=== Provided information ===

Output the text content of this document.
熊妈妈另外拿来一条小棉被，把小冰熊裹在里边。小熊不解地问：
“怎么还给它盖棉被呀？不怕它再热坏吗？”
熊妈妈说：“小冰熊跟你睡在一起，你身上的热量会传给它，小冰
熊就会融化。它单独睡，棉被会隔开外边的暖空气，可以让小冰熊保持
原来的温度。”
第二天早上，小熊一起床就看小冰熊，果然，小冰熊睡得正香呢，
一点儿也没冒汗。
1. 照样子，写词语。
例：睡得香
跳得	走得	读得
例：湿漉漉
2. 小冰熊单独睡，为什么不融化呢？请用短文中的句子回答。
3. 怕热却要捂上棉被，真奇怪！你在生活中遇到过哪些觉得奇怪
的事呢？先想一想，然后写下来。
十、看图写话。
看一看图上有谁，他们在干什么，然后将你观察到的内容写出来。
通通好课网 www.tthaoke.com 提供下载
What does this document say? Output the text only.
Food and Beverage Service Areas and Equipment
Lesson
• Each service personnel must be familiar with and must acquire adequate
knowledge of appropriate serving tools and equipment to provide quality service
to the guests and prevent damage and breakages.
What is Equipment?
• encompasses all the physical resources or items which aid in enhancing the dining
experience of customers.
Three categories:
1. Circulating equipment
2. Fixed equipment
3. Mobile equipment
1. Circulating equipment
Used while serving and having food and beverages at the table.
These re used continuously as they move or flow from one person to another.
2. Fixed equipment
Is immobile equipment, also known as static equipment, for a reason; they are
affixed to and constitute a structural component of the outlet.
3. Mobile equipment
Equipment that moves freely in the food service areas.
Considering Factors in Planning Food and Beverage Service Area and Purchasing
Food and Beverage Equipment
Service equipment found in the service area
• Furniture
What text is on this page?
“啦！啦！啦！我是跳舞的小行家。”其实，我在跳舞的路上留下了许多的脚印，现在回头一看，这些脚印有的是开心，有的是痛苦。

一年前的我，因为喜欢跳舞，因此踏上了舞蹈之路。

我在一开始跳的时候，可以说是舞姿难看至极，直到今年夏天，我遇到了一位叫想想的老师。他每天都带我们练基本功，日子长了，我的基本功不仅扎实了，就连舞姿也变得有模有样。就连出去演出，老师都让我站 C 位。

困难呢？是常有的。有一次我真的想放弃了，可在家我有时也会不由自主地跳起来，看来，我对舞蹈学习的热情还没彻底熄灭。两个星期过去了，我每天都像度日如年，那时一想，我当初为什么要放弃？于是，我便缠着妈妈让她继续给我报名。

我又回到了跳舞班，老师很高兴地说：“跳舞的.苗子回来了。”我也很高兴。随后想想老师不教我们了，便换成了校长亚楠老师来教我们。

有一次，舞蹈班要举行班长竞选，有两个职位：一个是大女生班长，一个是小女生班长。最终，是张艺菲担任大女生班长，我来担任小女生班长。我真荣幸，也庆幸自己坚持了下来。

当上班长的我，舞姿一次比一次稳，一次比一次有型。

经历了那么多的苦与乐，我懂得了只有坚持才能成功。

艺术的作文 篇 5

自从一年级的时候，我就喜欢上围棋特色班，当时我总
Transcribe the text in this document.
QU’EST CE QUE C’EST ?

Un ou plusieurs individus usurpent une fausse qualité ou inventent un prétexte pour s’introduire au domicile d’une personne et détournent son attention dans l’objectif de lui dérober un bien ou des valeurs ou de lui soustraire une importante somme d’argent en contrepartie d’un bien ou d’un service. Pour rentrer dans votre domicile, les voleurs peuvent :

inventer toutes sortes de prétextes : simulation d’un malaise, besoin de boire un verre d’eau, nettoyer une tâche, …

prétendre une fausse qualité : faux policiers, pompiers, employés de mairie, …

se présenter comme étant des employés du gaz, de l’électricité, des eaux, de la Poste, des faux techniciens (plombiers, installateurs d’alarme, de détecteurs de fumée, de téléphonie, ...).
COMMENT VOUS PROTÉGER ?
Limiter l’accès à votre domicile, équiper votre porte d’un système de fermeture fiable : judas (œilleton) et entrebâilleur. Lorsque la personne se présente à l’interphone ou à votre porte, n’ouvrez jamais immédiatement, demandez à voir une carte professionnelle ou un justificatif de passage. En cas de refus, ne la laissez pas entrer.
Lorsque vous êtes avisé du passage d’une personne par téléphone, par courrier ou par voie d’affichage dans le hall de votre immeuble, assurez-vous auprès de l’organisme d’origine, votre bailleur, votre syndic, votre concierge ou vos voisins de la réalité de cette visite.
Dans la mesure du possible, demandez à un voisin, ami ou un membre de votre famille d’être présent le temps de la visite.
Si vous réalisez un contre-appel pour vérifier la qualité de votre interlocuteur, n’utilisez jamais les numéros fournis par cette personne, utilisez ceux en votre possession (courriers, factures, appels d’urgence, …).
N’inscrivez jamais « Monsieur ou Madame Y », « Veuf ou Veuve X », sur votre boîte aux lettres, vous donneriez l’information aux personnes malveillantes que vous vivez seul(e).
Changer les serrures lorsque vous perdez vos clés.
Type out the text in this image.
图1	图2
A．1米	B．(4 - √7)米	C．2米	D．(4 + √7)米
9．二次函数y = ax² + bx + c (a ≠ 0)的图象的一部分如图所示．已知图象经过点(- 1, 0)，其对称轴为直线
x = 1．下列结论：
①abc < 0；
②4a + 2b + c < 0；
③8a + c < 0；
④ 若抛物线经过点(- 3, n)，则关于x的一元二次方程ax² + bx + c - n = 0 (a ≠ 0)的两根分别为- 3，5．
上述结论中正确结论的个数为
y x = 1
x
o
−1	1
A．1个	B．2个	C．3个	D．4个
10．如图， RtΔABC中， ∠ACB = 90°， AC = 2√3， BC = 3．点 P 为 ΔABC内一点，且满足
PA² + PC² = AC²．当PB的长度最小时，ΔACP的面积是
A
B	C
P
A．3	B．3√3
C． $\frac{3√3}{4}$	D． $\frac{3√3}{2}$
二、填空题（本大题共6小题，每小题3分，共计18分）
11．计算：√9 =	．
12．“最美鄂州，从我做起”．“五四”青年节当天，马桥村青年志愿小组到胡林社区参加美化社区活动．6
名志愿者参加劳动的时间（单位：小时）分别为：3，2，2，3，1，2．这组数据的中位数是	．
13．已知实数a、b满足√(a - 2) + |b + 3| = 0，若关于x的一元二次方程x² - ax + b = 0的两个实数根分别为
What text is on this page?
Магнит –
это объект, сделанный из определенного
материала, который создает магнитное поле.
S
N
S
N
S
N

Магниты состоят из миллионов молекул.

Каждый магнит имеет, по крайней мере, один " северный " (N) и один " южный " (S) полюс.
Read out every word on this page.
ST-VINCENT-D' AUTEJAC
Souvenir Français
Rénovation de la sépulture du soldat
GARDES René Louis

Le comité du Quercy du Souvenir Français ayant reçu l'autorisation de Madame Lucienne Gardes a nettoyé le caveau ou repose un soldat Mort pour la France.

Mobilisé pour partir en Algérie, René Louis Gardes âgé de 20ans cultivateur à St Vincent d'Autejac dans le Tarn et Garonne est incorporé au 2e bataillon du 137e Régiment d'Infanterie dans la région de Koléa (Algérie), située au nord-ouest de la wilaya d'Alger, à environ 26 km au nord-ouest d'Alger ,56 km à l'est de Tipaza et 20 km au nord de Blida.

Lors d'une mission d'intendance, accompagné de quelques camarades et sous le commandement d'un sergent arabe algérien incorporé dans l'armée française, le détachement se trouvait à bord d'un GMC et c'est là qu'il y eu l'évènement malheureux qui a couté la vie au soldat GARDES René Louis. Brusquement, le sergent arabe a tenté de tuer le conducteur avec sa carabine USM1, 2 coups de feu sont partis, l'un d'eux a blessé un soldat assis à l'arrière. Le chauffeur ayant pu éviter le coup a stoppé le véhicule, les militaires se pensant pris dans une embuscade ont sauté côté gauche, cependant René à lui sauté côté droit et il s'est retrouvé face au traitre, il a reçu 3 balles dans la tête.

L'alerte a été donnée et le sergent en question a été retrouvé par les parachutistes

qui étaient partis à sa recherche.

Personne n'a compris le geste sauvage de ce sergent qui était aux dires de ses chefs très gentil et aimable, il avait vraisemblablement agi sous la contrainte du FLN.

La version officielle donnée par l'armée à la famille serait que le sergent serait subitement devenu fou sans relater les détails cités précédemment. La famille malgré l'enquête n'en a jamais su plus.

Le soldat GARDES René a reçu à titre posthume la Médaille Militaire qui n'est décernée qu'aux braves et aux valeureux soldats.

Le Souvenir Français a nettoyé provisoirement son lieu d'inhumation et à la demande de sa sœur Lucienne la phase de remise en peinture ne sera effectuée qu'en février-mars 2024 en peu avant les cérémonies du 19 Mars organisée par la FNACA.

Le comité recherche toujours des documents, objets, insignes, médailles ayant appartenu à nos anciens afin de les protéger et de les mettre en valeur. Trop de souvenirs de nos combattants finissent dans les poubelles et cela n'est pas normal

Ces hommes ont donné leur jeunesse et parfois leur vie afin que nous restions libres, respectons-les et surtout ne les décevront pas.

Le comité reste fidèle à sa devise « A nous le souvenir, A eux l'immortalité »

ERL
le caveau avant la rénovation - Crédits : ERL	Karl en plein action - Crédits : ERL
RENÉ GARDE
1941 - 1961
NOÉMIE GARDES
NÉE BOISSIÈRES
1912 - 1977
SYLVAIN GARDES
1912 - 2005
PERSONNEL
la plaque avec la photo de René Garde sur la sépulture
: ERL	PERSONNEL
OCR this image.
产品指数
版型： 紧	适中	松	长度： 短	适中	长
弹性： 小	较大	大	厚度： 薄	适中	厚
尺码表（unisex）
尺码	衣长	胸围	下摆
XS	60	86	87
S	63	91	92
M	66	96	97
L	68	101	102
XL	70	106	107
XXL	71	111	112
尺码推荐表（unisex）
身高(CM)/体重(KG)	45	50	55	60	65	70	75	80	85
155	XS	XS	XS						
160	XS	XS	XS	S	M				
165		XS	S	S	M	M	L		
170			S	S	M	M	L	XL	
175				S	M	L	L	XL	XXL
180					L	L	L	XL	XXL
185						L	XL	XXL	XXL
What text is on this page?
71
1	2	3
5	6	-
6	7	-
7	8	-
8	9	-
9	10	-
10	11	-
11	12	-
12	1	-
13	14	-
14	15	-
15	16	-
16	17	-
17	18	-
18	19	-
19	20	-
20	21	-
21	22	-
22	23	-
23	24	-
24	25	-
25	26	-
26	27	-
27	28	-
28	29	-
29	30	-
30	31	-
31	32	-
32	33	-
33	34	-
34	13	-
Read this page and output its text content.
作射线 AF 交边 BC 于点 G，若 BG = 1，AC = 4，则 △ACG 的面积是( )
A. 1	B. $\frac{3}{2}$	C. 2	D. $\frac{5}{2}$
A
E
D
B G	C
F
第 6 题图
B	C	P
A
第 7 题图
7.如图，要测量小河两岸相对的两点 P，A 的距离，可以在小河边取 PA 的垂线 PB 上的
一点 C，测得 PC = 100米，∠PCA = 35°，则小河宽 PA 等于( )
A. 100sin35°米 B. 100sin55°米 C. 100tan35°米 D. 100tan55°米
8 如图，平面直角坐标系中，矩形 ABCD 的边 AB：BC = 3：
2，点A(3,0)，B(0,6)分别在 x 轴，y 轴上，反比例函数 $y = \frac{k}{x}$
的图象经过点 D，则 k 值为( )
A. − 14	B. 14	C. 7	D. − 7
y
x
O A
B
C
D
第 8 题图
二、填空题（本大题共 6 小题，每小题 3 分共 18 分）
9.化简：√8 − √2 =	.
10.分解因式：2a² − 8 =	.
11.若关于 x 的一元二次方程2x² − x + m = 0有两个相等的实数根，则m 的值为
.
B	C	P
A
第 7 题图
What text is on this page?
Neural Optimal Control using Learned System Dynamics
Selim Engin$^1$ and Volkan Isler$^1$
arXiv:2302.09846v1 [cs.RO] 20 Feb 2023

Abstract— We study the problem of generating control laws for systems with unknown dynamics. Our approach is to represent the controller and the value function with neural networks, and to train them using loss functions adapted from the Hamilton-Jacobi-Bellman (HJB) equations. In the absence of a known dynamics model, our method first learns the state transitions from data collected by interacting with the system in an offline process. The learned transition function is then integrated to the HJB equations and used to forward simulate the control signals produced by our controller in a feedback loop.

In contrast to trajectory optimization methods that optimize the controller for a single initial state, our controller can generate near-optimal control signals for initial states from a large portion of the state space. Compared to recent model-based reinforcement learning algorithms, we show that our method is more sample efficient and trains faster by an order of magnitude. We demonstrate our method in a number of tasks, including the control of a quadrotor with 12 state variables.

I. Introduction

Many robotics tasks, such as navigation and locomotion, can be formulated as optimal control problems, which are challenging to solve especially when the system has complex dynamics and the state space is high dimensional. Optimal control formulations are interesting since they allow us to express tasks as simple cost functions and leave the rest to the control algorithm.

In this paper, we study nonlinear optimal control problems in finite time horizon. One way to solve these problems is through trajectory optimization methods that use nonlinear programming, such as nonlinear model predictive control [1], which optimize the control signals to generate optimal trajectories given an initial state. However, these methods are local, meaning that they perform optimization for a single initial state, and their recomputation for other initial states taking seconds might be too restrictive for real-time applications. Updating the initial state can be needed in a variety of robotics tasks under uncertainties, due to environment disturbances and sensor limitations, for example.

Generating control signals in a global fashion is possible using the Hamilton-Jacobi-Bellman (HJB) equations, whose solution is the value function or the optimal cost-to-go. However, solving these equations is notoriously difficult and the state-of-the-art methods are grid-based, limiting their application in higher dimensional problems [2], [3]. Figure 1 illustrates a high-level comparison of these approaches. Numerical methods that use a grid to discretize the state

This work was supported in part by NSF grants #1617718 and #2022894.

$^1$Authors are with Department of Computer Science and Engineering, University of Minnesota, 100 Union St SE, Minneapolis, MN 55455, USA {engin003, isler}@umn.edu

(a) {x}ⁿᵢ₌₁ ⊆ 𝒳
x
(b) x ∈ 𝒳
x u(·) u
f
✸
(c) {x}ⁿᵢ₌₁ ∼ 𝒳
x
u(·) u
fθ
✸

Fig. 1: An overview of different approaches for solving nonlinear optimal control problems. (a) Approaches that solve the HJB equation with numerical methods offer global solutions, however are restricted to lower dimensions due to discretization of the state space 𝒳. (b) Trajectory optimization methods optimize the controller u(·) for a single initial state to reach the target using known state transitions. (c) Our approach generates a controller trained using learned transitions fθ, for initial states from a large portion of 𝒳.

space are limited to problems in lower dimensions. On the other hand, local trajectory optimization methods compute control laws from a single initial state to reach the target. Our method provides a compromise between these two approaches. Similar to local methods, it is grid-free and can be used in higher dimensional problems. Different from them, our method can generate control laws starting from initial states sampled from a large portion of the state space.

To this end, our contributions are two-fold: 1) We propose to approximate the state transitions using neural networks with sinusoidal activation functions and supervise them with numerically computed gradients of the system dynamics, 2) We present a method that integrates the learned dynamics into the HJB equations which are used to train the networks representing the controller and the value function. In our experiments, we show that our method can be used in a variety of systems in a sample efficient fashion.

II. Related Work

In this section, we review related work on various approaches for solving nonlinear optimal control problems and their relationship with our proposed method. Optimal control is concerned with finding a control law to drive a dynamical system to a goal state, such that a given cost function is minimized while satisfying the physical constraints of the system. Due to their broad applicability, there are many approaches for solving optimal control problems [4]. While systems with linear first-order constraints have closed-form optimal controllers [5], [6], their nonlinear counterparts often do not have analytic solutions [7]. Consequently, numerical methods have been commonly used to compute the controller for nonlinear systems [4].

=== Required work ===
Say, as a single number and nothing more, how many lines of the entries contain the word "frac".

=== Output for this exercise ===
3